**Jobs**
1: Return the passage on the estate's tax protest word for word, starting at "If any taxpayer" and ending at "finding or assessment.".
2: Decide whether each statement agrees with the passage on the estate's tax protest. Answer yes or no for each, and quote the passage's deciding words.
(a) The Division received the estate's protest on a Monday.
(b) Under N.J.S.A. 54:49-18 a, a taxpayer may make a protest orally.
(c) Under N.J.S.A. 54:49-18 a, a taxpayer has 60 days to file a protest.

**Passage**

The estate’s protest of this determination was mailed to the Division, as evidenced by postmark, on March 5, 2004 (Friday), and was received by the Division on March 8, 2004 (Monday). By letter dated March 16, 2004, the Division denied the protest as untimely. By complaint filed in the Tax Court on April 7, 2004, the estate contests that determination and seeks an adjudication vacating the assessment. The Division has moved for dismissal of the complaint. Although the motion is phrased in terms of untimely filing in the Tax Court, the actual issue, acknowledged as such by the parties at argument, is whether the Division correctly denied the protest as untimely and disallowed administrative review of the assessment. If the Division’s action is correct, this action may be summarily dismissed. If not, further proceedings to address the estate’s substantive argument will follow.

The statute generally governing administrative protests of additional tax assessments, N.J.S.A. 54:49-18 a, provides, in pertinent part:

If any taxpayer shall be aggrieved by any finding or assessment of the director, he may, within 90 days after the giving of the notice of assessment or finding, file a protest in writing signed by himself or his duly authorized agent, certified to be true, which shall set forth the reason therefor, and may request a hearing. Thereafter the director shall grant a hearing to the taxpayer, if the same shall be requested, and shall make a final determination confirming, modifying or vacating any such finding or assessment.

**Dataset records**

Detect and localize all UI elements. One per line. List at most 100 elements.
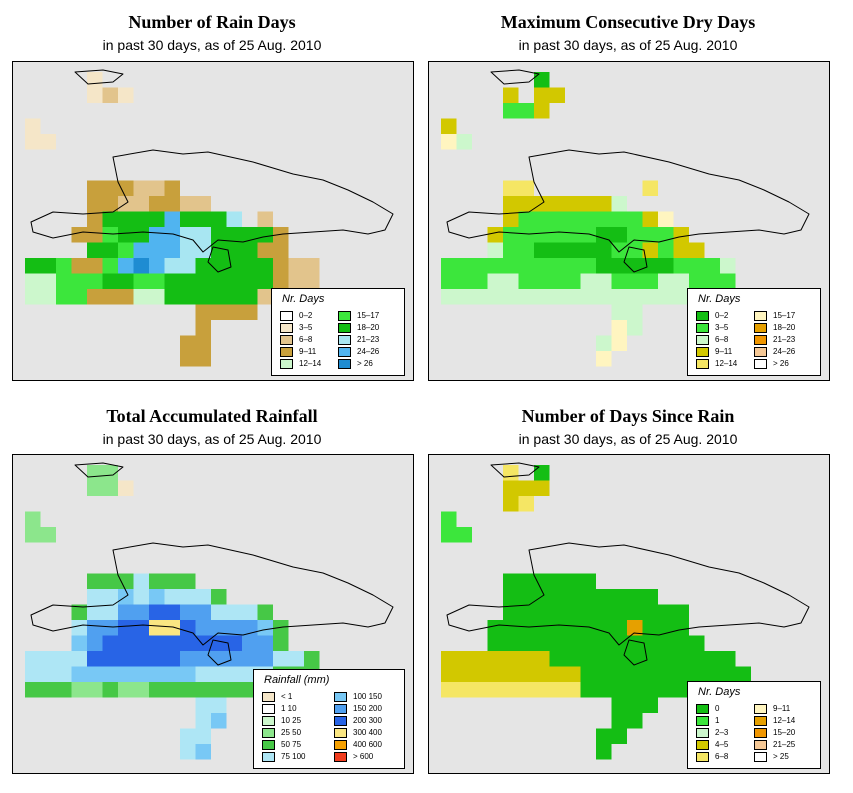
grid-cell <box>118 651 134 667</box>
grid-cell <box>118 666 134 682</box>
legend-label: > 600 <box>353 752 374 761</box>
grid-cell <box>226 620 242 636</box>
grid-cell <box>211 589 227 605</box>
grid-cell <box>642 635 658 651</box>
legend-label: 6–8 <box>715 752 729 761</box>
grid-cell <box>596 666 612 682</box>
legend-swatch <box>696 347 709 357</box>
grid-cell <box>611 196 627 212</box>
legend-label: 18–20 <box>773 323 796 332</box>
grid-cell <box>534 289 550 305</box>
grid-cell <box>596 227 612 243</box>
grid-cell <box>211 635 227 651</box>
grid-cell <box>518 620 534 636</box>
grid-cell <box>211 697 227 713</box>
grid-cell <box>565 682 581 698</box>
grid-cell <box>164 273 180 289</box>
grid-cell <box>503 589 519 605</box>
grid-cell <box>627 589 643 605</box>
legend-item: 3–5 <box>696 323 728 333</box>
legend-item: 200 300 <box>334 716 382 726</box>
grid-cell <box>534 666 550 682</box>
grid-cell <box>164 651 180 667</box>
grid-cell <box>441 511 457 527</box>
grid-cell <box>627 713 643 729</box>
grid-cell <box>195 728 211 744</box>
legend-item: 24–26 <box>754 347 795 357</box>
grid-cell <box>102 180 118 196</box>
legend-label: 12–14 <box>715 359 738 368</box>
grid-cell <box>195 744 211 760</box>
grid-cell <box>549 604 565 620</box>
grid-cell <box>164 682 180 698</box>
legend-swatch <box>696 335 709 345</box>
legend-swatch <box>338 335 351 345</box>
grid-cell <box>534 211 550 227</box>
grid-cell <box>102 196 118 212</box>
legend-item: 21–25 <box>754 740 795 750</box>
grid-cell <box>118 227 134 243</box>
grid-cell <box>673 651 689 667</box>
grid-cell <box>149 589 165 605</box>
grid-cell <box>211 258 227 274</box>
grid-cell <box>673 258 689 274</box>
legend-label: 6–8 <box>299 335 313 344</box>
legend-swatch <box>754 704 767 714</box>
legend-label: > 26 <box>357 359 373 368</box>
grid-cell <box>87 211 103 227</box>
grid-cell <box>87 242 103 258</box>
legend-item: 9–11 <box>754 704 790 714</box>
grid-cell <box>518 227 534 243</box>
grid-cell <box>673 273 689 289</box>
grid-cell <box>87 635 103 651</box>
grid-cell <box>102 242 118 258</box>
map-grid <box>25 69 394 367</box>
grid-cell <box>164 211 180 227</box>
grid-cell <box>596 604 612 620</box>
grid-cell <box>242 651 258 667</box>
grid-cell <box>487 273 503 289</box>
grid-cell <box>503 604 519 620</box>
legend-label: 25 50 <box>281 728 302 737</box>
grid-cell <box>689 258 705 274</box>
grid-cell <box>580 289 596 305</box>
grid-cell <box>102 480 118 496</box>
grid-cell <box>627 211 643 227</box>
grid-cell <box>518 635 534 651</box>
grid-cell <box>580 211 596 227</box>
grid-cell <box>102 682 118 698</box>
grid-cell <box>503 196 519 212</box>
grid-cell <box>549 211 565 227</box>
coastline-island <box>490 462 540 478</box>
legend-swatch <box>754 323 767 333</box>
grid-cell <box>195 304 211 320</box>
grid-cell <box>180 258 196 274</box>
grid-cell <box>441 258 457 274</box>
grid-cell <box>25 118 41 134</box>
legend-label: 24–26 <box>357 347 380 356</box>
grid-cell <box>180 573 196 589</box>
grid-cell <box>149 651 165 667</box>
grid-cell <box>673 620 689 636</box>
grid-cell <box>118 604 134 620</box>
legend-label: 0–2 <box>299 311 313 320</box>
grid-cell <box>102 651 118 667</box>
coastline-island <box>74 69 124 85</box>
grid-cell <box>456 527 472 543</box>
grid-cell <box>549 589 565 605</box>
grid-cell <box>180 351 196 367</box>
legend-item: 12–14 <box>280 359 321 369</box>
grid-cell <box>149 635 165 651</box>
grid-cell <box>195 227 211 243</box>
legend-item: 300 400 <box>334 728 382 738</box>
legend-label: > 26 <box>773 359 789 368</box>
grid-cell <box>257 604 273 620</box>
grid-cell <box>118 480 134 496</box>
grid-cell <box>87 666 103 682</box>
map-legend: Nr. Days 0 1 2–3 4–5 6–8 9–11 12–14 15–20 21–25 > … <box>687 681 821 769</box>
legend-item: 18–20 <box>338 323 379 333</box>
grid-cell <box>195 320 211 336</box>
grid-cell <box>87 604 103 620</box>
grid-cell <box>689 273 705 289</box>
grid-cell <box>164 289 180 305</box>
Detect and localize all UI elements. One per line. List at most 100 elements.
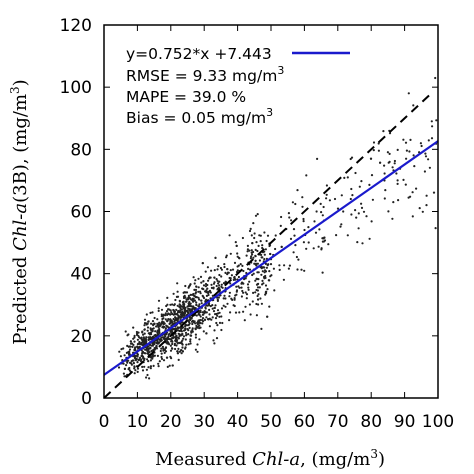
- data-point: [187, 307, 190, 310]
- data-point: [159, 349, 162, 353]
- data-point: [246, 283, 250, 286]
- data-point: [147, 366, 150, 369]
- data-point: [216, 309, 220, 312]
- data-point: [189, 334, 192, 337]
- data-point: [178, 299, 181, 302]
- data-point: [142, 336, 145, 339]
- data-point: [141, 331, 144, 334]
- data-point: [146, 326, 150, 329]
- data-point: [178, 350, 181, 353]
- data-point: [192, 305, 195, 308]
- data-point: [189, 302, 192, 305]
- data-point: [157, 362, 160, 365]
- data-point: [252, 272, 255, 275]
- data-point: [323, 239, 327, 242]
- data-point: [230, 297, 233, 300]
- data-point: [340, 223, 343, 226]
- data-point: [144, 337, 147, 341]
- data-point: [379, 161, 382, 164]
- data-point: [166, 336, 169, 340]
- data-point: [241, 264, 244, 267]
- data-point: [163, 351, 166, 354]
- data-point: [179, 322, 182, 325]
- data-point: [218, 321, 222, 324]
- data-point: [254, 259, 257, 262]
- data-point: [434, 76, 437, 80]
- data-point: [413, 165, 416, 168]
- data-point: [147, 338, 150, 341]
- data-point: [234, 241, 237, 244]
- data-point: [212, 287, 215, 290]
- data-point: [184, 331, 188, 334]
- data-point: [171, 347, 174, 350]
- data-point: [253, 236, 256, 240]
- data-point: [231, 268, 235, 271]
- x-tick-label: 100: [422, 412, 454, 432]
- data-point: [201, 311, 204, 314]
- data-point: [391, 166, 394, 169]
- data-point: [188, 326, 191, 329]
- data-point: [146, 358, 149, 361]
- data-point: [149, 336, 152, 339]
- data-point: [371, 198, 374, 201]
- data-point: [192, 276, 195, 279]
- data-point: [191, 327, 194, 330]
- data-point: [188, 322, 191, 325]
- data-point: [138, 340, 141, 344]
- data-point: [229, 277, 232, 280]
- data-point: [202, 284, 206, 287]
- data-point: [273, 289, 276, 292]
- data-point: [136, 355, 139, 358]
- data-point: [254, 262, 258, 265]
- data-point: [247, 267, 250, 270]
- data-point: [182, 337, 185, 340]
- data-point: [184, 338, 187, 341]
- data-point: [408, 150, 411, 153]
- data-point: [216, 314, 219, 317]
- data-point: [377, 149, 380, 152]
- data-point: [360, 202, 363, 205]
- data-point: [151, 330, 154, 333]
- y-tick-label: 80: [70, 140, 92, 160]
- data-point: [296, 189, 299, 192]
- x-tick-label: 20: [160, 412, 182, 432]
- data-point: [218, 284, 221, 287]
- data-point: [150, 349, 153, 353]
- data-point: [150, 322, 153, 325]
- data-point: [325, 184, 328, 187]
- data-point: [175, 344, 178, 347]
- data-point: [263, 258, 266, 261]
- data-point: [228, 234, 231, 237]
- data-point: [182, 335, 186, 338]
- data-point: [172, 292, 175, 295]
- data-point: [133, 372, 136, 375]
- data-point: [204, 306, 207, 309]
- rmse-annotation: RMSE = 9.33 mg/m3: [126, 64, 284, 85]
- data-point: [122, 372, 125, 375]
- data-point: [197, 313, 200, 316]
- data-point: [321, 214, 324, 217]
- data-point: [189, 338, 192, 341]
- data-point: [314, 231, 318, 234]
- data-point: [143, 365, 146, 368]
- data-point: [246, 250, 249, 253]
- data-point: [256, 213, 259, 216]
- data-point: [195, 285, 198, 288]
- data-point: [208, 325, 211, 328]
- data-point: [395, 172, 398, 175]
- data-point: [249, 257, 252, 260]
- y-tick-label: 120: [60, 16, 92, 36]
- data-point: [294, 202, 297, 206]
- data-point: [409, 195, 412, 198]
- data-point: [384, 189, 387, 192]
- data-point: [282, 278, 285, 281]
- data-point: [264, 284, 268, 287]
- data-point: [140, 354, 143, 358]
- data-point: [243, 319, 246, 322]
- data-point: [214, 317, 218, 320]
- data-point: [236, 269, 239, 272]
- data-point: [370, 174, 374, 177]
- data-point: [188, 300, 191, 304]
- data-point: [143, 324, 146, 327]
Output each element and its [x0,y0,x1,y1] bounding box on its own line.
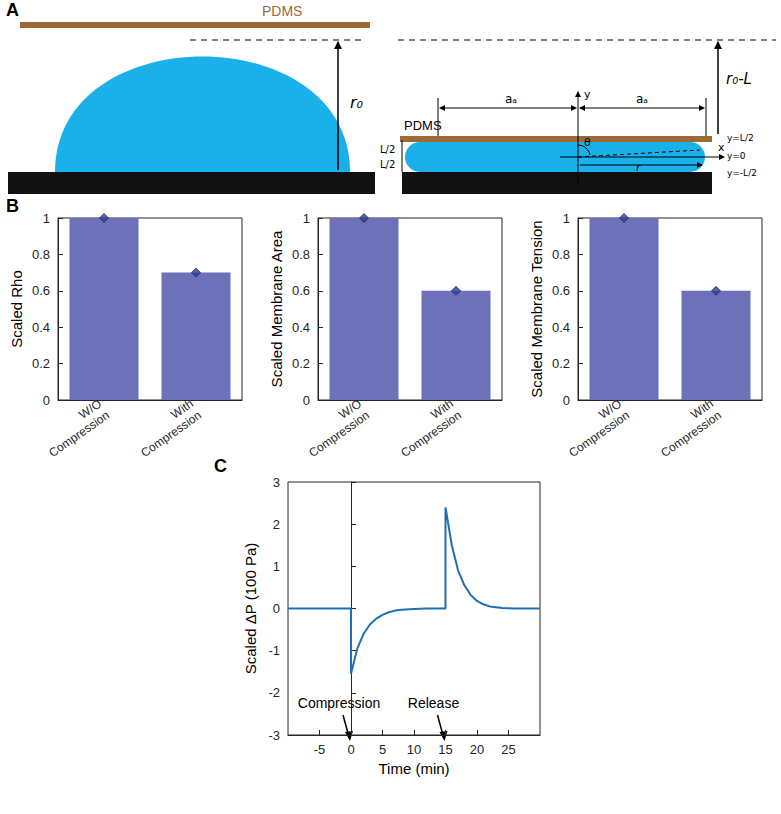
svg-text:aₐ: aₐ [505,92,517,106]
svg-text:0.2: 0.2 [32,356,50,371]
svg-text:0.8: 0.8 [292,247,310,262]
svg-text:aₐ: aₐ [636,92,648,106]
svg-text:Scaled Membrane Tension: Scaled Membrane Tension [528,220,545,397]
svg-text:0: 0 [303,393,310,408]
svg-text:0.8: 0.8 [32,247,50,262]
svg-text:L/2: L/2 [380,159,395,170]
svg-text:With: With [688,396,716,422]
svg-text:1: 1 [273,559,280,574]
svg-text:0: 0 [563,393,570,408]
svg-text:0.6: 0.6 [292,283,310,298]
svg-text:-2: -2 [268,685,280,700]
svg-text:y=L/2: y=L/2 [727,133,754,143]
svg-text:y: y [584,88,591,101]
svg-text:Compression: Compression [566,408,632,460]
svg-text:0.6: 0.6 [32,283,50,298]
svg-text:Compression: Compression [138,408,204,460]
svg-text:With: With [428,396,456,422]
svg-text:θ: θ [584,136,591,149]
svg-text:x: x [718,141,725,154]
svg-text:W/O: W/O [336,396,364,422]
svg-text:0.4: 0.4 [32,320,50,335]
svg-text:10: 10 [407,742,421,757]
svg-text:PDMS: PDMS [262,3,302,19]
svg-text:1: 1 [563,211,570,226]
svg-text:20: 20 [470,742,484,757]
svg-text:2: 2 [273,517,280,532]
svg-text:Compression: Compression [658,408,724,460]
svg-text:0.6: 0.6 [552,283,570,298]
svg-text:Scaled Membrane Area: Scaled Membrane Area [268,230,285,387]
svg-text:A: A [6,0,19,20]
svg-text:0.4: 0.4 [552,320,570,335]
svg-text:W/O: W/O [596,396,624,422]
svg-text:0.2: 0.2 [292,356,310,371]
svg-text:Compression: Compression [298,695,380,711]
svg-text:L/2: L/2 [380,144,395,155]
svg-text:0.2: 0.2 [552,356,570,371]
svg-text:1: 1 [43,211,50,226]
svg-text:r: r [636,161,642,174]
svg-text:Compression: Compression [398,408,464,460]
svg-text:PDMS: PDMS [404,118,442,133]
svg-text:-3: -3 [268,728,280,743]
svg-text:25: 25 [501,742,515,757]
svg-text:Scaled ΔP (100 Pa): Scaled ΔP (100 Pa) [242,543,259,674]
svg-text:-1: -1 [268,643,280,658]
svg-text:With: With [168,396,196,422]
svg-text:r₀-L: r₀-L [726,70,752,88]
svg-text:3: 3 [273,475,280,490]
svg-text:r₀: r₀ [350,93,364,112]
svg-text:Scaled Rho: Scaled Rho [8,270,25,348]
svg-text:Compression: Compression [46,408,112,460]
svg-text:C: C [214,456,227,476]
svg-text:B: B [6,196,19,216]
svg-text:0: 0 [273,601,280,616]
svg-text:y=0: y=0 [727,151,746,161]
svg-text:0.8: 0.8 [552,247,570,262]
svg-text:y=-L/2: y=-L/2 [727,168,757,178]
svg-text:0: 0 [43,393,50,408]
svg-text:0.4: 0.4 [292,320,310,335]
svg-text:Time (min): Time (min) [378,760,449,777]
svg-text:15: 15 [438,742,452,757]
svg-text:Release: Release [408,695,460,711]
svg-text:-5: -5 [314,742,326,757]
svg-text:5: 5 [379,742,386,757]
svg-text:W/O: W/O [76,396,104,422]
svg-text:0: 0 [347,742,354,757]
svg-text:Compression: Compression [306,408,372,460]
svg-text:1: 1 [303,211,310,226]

**Exercise solutions**
1:
If any taxpayer shall be aggrieved by any finding or assessment of the director, he may, within 90 days after the giving of the notice of assessment or finding, file a protest in writing signed by himself or his duly authorized agent, certified to be true, which shall set forth the reason therefor, and may request a hearing. Thereafter the director shall grant a hearing to the taxpayer, if the same shall be requested, and shall make a final determination confirming, modifying or vacating any such finding or assessment.

2:
(a) Yes: "was received by the Division on March 8, 2004 (Monday)"
(b) No: "file a protest in writing signed by himself or his duly authorized agent"
(c) No: "within 90 days after the giving of the notice of assessment or finding"